▶

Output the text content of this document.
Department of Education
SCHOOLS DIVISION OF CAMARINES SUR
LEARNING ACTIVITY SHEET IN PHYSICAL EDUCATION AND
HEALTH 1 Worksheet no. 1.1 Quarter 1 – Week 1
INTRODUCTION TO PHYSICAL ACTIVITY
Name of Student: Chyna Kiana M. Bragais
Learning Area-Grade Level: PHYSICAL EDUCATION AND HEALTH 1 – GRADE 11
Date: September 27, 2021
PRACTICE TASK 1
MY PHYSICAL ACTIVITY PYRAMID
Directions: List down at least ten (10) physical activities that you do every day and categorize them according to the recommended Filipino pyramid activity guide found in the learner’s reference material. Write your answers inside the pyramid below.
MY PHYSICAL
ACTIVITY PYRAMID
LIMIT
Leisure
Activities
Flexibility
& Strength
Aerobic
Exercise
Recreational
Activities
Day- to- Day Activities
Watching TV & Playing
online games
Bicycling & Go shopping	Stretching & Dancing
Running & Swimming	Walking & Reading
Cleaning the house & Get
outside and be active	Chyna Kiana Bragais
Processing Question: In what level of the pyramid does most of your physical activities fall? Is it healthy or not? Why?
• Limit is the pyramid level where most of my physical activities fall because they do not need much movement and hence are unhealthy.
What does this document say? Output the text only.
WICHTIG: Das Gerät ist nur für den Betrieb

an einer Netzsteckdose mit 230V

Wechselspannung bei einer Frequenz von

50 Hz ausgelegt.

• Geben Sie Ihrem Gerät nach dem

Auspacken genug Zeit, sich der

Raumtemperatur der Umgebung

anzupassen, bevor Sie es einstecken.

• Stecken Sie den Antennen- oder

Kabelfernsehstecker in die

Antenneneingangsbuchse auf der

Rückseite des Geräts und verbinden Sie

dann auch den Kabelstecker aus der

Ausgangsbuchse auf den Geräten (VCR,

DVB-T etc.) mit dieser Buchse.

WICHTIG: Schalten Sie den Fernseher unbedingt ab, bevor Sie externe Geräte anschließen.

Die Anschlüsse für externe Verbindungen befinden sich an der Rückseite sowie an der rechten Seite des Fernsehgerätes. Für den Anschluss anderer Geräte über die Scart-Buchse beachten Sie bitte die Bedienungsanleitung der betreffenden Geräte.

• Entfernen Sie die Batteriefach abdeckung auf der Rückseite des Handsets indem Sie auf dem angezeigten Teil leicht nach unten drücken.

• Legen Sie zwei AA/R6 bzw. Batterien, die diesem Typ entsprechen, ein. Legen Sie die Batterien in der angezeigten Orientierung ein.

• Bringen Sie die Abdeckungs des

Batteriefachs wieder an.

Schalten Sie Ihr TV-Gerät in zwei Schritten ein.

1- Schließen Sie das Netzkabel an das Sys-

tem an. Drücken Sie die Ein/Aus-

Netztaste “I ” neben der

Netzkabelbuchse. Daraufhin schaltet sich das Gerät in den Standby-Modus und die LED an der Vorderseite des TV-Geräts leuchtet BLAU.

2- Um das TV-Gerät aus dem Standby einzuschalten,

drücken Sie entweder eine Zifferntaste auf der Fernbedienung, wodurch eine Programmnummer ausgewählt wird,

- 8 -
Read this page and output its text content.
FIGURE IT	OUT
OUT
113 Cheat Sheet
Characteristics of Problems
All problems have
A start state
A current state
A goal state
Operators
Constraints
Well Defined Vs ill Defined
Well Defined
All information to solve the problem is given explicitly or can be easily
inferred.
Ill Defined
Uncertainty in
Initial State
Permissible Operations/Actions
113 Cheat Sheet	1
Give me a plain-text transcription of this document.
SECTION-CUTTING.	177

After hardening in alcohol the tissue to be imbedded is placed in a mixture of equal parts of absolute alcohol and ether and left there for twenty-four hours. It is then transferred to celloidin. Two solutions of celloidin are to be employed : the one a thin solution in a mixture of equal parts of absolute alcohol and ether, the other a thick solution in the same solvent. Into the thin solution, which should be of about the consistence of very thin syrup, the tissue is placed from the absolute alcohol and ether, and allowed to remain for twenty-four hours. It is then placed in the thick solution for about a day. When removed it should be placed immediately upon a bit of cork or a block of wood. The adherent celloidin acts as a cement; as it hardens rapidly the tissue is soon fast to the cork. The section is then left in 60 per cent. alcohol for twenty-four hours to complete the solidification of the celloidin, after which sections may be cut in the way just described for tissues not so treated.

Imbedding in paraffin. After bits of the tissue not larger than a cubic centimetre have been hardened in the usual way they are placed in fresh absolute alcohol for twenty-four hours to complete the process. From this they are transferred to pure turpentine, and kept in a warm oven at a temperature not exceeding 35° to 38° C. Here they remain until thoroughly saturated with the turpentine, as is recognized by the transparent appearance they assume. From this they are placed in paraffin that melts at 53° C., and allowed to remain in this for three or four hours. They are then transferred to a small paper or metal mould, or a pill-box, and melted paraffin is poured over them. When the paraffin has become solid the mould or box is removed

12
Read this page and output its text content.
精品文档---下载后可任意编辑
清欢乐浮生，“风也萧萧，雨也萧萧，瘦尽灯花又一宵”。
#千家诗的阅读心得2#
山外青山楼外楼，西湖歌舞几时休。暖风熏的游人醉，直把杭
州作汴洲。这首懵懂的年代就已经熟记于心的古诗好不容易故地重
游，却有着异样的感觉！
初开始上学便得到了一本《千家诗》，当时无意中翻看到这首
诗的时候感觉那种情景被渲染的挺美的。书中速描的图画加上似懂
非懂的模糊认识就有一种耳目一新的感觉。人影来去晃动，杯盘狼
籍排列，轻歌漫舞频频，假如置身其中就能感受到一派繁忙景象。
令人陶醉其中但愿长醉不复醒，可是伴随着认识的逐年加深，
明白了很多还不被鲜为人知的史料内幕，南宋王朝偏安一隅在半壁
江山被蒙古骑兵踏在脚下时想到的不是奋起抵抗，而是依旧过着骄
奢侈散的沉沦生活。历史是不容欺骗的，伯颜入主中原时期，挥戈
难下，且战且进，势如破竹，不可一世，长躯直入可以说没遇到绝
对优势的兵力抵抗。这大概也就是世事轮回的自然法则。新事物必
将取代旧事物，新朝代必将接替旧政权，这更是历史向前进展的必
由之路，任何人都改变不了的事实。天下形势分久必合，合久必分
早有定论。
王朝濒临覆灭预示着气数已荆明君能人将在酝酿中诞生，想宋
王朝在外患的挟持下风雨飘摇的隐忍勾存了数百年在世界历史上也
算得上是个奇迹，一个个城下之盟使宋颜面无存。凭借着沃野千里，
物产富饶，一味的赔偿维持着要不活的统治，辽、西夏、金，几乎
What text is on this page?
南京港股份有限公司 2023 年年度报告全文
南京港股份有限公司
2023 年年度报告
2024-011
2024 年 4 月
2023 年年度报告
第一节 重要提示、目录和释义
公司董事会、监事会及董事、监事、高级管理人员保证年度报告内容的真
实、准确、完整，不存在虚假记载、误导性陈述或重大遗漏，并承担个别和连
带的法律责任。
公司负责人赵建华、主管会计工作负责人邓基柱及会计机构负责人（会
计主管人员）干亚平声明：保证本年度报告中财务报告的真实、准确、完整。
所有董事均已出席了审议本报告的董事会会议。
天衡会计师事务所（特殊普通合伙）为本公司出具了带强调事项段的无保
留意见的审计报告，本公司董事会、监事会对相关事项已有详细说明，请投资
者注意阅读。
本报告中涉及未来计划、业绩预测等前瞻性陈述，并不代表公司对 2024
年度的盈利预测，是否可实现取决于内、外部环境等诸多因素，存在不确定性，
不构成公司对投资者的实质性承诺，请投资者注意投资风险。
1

◀

Work required → Quote all of the entries verbatim.

Solution to the exercise →
Output the text content of this document.
Department of Education
SCHOOLS DIVISION OF CAMARINES SUR
LEARNING ACTIVITY SHEET IN PHYSICAL EDUCATION AND
HEALTH 1 Worksheet no. 1.1 Quarter 1 – Week 1
INTRODUCTION TO PHYSICAL ACTIVITY
Name of Student: Chyna Kiana M. Bragais
Learning Area-Grade Level: PHYSICAL EDUCATION AND HEALTH 1 – GRADE 11
Date: September 27, 2021
PRACTICE TASK 1
MY PHYSICAL ACTIVITY PYRAMID
Directions: List down at least ten (10) physical activities that you do every day and categorize them according to the recommended Filipino pyramid activity guide found in the learner’s reference material. Write your answers inside the pyramid below.
MY PHYSICAL
ACTIVITY PYRAMID
LIMIT
Leisure
Activities
Flexibility
& Strength
Aerobic
Exercise
Recreational
Activities
Day- to- Day Activities
Watching TV & Playing
online games
Bicycling & Go shopping	Stretching & Dancing
Running & Swimming	Walking & Reading
Cleaning the house & Get
outside and be active	Chyna Kiana Bragais
Processing Question: In what level of the pyramid does most of your physical activities fall? Is it healthy or not? Why?
• Limit is the pyramid level where most of my physical activities fall because they do not need much movement and hence are unhealthy.
What does this document say? Output the text only.
WICHTIG: Das Gerät ist nur für den Betrieb

an einer Netzsteckdose mit 230V

Wechselspannung bei einer Frequenz von

50 Hz ausgelegt.

• Geben Sie Ihrem Gerät nach dem

Auspacken genug Zeit, sich der

Raumtemperatur der Umgebung

anzupassen, bevor Sie es einstecken.

• Stecken Sie den Antennen- oder

Kabelfernsehstecker in die

Antenneneingangsbuchse auf der

Rückseite des Geräts und verbinden Sie

dann auch den Kabelstecker aus der

Ausgangsbuchse auf den Geräten (VCR,

DVB-T etc.) mit dieser Buchse.

WICHTIG: Schalten Sie den Fernseher unbedingt ab, bevor Sie externe Geräte anschließen.

Die Anschlüsse für externe Verbindungen befinden sich an der Rückseite sowie an der rechten Seite des Fernsehgerätes. Für den Anschluss anderer Geräte über die Scart-Buchse beachten Sie bitte die Bedienungsanleitung der betreffenden Geräte.

• Entfernen Sie die Batteriefach abdeckung auf der Rückseite des Handsets indem Sie auf dem angezeigten Teil leicht nach unten drücken.

• Legen Sie zwei AA/R6 bzw. Batterien, die diesem Typ entsprechen, ein. Legen Sie die Batterien in der angezeigten Orientierung ein.

• Bringen Sie die Abdeckungs des

Batteriefachs wieder an.

Schalten Sie Ihr TV-Gerät in zwei Schritten ein.

1- Schließen Sie das Netzkabel an das Sys-

tem an. Drücken Sie die Ein/Aus-

Netztaste “I ” neben der

Netzkabelbuchse. Daraufhin schaltet sich das Gerät in den Standby-Modus und die LED an der Vorderseite des TV-Geräts leuchtet BLAU.

2- Um das TV-Gerät aus dem Standby einzuschalten,

drücken Sie entweder eine Zifferntaste auf der Fernbedienung, wodurch eine Programmnummer ausgewählt wird,

- 8 -
Read this page and output its text content.
FIGURE IT	OUT
OUT
113 Cheat Sheet
Characteristics of Problems
All problems have
A start state
A current state
A goal state
Operators
Constraints
Well Defined Vs ill Defined
Well Defined
All information to solve the problem is given explicitly or can be easily
inferred.
Ill Defined
Uncertainty in
Initial State
Permissible Operations/Actions
113 Cheat Sheet	1
Give me a plain-text transcription of this document.
SECTION-CUTTING.	177

After hardening in alcohol the tissue to be imbedded is placed in a mixture of equal parts of absolute alcohol and ether and left there for twenty-four hours. It is then transferred to celloidin. Two solutions of celloidin are to be employed : the one a thin solution in a mixture of equal parts of absolute alcohol and ether, the other a thick solution in the same solvent. Into the thin solution, which should be of about the consistence of very thin syrup, the tissue is placed from the absolute alcohol and ether, and allowed to remain for twenty-four hours. It is then placed in the thick solution for about a day. When removed it should be placed immediately upon a bit of cork or a block of wood. The adherent celloidin acts as a cement; as it hardens rapidly the tissue is soon fast to the cork. The section is then left in 60 per cent. alcohol for twenty-four hours to complete the solidification of the celloidin, after which sections may be cut in the way just described for tissues not so treated.

Imbedding in paraffin. After bits of the tissue not larger than a cubic centimetre have been hardened in the usual way they are placed in fresh absolute alcohol for twenty-four hours to complete the process. From this they are transferred to pure turpentine, and kept in a warm oven at a temperature not exceeding 35° to 38° C. Here they remain until thoroughly saturated with the turpentine, as is recognized by the transparent appearance they assume. From this they are placed in paraffin that melts at 53° C., and allowed to remain in this for three or four hours. They are then transferred to a small paper or metal mould, or a pill-box, and melted paraffin is poured over them. When the paraffin has become solid the mould or box is removed

12
Read this page and output its text content.
精品文档---下载后可任意编辑
清欢乐浮生，“风也萧萧，雨也萧萧，瘦尽灯花又一宵”。
#千家诗的阅读心得2#
山外青山楼外楼，西湖歌舞几时休。暖风熏的游人醉，直把杭
州作汴洲。这首懵懂的年代就已经熟记于心的古诗好不容易故地重
游，却有着异样的感觉！
初开始上学便得到了一本《千家诗》，当时无意中翻看到这首
诗的时候感觉那种情景被渲染的挺美的。书中速描的图画加上似懂
非懂的模糊认识就有一种耳目一新的感觉。人影来去晃动，杯盘狼
籍排列，轻歌漫舞频频，假如置身其中就能感受到一派繁忙景象。
令人陶醉其中但愿长醉不复醒，可是伴随着认识的逐年加深，
明白了很多还不被鲜为人知的史料内幕，南宋王朝偏安一隅在半壁
江山被蒙古骑兵踏在脚下时想到的不是奋起抵抗，而是依旧过着骄
奢侈散的沉沦生活。历史是不容欺骗的，伯颜入主中原时期，挥戈
难下，且战且进，势如破竹，不可一世，长躯直入可以说没遇到绝
对优势的兵力抵抗。这大概也就是世事轮回的自然法则。新事物必
将取代旧事物，新朝代必将接替旧政权，这更是历史向前进展的必
由之路，任何人都改变不了的事实。天下形势分久必合，合久必分
早有定论。
王朝濒临覆灭预示着气数已荆明君能人将在酝酿中诞生，想宋
王朝在外患的挟持下风雨飘摇的隐忍勾存了数百年在世界历史上也
算得上是个奇迹，一个个城下之盟使宋颜面无存。凭借着沃野千里，
物产富饶，一味的赔偿维持着要不活的统治，辽、西夏、金，几乎
What text is on this page?
南京港股份有限公司 2023 年年度报告全文
南京港股份有限公司
2023 年年度报告
2024-011
2024 年 4 月
2023 年年度报告
第一节 重要提示、目录和释义
公司董事会、监事会及董事、监事、高级管理人员保证年度报告内容的真
实、准确、完整，不存在虚假记载、误导性陈述或重大遗漏，并承担个别和连
带的法律责任。
公司负责人赵建华、主管会计工作负责人邓基柱及会计机构负责人（会
计主管人员）干亚平声明：保证本年度报告中财务报告的真实、准确、完整。
所有董事均已出席了审议本报告的董事会会议。
天衡会计师事务所（特殊普通合伙）为本公司出具了带强调事项段的无保
留意见的审计报告，本公司董事会、监事会对相关事项已有详细说明，请投资
者注意阅读。
本报告中涉及未来计划、业绩预测等前瞻性陈述，并不代表公司对 2024
年度的盈利预测，是否可实现取决于内、外部环境等诸多因素，存在不确定性，
不构成公司对投资者的实质性承诺，请投资者注意投资风险。
1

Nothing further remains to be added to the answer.